#### [INSTRUCTIONS FOR THE TASK]
Gather all lines from the material that contain "filosofii".

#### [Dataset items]
Begin
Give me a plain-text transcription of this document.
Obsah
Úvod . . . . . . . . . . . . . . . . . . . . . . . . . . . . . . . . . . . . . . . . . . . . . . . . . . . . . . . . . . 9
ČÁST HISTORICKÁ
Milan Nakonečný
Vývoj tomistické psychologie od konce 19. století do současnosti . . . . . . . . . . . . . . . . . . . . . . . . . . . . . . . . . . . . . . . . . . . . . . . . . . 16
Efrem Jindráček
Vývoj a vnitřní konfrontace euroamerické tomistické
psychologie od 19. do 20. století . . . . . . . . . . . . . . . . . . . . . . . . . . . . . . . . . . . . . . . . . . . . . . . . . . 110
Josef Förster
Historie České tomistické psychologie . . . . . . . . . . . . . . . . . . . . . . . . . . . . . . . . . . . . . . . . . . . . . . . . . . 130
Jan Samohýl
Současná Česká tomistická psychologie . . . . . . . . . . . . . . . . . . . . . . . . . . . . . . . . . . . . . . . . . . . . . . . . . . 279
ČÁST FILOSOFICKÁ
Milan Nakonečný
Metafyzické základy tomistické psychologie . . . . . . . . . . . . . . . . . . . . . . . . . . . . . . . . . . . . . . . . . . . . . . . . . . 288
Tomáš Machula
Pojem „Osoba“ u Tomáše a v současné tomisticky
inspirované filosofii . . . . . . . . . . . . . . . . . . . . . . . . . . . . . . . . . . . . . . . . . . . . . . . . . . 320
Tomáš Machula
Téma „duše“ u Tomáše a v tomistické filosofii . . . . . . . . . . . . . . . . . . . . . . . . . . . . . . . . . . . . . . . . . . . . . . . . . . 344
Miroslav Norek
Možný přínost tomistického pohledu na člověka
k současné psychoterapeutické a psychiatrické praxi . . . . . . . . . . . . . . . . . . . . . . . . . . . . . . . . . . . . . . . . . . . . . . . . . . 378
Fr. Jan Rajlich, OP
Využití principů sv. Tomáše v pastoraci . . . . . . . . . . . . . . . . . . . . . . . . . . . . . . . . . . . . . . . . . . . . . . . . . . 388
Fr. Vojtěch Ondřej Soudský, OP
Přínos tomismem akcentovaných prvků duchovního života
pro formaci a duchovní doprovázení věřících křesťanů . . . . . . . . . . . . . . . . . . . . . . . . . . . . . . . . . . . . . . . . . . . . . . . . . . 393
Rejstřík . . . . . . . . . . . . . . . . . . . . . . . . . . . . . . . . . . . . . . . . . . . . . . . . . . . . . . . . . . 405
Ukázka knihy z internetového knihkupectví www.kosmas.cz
End
#### [FINAL RESULT]
inspirované filosofii . . . . . . . . . . . . . . . . . . . . . . . . . . . . . . . . . . . . . . . . . . . . . . . . . . 320
Téma „duše“ u Tomáše a v tomistické filosofii . . . . . . . . . . . . . . . . . . . . . . . . . . . . . . . . . . . . . . . . . . . . . . . . . . 344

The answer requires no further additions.